(Extracts from a graphics dataset)
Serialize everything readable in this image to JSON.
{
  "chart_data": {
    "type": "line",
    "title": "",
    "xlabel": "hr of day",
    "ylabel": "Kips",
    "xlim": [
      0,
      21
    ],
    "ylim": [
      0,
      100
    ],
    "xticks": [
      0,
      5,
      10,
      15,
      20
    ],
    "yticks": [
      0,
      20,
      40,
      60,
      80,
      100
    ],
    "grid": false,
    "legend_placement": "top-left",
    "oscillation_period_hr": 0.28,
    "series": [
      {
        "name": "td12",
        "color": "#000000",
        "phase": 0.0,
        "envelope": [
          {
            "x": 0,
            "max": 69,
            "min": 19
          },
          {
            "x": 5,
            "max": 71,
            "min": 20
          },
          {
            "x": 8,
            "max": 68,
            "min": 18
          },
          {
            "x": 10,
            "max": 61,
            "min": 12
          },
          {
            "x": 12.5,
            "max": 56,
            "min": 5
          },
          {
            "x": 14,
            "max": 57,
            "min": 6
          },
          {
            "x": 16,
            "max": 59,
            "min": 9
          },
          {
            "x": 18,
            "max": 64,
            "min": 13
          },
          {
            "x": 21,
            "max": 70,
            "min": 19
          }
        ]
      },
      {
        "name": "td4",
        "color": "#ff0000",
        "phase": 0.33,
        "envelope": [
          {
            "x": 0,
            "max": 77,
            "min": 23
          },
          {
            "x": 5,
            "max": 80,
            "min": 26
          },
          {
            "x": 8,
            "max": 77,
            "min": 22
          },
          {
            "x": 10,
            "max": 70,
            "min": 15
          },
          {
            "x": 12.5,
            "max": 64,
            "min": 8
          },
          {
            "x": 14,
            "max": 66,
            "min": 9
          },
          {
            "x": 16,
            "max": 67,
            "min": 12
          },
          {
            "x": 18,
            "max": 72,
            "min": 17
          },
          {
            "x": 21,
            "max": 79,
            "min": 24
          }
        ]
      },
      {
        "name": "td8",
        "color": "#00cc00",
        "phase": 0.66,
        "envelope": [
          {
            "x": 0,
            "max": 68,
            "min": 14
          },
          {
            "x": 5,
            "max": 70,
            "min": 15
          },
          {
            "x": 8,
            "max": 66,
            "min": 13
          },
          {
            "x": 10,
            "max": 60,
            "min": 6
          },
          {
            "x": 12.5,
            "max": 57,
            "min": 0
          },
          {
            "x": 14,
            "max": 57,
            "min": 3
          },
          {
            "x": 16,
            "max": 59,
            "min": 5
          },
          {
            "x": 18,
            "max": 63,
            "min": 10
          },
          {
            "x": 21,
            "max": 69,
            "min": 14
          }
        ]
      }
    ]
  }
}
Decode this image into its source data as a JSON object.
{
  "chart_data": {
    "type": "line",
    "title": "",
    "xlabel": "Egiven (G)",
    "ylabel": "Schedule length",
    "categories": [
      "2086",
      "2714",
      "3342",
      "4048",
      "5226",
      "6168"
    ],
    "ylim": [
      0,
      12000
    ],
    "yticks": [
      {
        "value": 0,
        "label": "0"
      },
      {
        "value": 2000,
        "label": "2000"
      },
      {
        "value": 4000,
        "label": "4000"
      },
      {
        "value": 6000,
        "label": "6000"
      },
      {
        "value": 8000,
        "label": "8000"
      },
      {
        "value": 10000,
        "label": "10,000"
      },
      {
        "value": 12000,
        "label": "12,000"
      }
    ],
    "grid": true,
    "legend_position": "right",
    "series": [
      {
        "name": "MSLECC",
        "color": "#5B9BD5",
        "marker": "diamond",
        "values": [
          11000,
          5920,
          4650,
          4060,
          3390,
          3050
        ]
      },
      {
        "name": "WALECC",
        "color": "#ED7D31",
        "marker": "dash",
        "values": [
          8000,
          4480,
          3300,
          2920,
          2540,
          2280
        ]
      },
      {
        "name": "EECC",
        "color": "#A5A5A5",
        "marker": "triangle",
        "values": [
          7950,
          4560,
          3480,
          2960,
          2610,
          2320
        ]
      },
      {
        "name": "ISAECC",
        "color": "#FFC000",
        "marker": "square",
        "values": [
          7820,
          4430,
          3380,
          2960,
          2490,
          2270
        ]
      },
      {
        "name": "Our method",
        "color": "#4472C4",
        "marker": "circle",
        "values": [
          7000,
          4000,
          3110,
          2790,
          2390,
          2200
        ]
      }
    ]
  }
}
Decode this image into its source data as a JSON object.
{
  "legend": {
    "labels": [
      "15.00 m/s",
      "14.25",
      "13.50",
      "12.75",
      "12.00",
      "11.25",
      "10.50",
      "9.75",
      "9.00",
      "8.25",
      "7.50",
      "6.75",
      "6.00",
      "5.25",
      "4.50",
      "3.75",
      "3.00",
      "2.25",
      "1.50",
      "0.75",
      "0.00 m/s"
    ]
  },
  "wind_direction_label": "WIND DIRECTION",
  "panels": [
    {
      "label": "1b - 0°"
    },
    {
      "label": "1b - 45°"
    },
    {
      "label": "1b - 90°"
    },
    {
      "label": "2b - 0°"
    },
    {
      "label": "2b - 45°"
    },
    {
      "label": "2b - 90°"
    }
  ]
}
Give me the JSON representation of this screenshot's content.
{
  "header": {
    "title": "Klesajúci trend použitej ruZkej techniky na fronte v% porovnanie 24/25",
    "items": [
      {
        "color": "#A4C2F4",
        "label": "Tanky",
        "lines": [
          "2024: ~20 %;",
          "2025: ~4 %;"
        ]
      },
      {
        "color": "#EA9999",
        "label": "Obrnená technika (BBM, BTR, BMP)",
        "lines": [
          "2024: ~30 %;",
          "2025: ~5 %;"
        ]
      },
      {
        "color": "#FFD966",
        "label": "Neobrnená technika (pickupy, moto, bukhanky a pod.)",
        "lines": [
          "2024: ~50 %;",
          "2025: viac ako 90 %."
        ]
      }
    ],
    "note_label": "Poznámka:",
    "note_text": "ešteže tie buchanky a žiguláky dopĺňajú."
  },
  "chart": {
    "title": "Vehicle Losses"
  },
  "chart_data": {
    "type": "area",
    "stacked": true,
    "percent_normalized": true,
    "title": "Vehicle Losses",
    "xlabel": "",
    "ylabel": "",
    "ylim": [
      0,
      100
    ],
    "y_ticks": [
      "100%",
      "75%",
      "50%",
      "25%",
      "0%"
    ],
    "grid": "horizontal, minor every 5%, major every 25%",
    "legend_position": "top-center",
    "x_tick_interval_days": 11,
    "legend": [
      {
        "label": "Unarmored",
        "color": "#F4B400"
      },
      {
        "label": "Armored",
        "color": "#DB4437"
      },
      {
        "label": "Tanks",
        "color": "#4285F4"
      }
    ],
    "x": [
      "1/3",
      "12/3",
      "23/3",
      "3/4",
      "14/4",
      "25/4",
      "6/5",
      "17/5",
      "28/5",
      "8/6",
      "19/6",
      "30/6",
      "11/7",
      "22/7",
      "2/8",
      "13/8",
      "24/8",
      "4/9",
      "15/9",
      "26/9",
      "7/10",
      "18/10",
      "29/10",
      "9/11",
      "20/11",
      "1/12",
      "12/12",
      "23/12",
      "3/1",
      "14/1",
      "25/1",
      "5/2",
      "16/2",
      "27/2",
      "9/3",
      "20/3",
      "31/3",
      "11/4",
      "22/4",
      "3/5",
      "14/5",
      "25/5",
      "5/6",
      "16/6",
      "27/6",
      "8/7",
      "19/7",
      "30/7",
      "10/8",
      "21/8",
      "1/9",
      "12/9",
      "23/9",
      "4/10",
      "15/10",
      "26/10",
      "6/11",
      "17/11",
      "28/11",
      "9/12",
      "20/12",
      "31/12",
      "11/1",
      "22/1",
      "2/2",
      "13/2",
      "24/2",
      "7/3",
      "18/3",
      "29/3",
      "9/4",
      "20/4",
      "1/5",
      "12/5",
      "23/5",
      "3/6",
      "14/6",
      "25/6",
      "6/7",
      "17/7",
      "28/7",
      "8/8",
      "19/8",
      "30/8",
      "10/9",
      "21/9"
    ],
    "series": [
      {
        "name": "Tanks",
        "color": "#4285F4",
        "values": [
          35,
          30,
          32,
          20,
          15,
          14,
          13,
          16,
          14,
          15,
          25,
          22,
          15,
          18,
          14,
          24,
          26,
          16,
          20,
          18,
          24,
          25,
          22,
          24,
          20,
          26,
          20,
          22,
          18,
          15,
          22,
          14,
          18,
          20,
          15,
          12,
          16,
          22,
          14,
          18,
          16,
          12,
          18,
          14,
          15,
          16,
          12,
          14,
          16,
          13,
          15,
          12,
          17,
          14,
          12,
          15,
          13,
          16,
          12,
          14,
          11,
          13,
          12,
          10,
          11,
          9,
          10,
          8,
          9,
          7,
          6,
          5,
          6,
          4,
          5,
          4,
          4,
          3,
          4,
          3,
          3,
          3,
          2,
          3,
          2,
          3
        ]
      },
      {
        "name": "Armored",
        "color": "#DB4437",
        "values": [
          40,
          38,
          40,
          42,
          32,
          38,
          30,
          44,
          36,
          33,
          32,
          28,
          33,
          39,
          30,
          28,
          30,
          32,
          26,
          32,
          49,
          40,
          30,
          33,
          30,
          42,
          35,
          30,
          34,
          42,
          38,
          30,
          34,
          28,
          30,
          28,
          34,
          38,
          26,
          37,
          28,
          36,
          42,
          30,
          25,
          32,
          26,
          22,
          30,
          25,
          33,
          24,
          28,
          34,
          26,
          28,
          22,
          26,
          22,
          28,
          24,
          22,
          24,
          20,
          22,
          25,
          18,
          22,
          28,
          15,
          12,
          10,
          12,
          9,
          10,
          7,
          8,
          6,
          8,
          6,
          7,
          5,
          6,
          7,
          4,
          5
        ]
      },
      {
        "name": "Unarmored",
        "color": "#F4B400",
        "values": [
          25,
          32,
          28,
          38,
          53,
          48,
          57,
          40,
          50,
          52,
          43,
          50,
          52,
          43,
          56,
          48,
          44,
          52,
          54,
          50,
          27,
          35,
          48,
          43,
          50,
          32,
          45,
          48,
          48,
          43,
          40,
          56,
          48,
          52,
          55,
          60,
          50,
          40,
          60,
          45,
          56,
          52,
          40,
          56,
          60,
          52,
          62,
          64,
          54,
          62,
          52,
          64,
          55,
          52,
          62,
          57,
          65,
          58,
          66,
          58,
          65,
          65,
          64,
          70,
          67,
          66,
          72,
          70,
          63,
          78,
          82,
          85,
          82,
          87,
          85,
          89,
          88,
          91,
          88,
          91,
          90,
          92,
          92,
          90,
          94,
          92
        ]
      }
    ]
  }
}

*EXERCISE*
Identify and copy the lines holding the word "Losses".

*SOLUTION FOR THIS PROBLEM*
    "title": "Vehicle Losses"
    "title": "Vehicle Losses",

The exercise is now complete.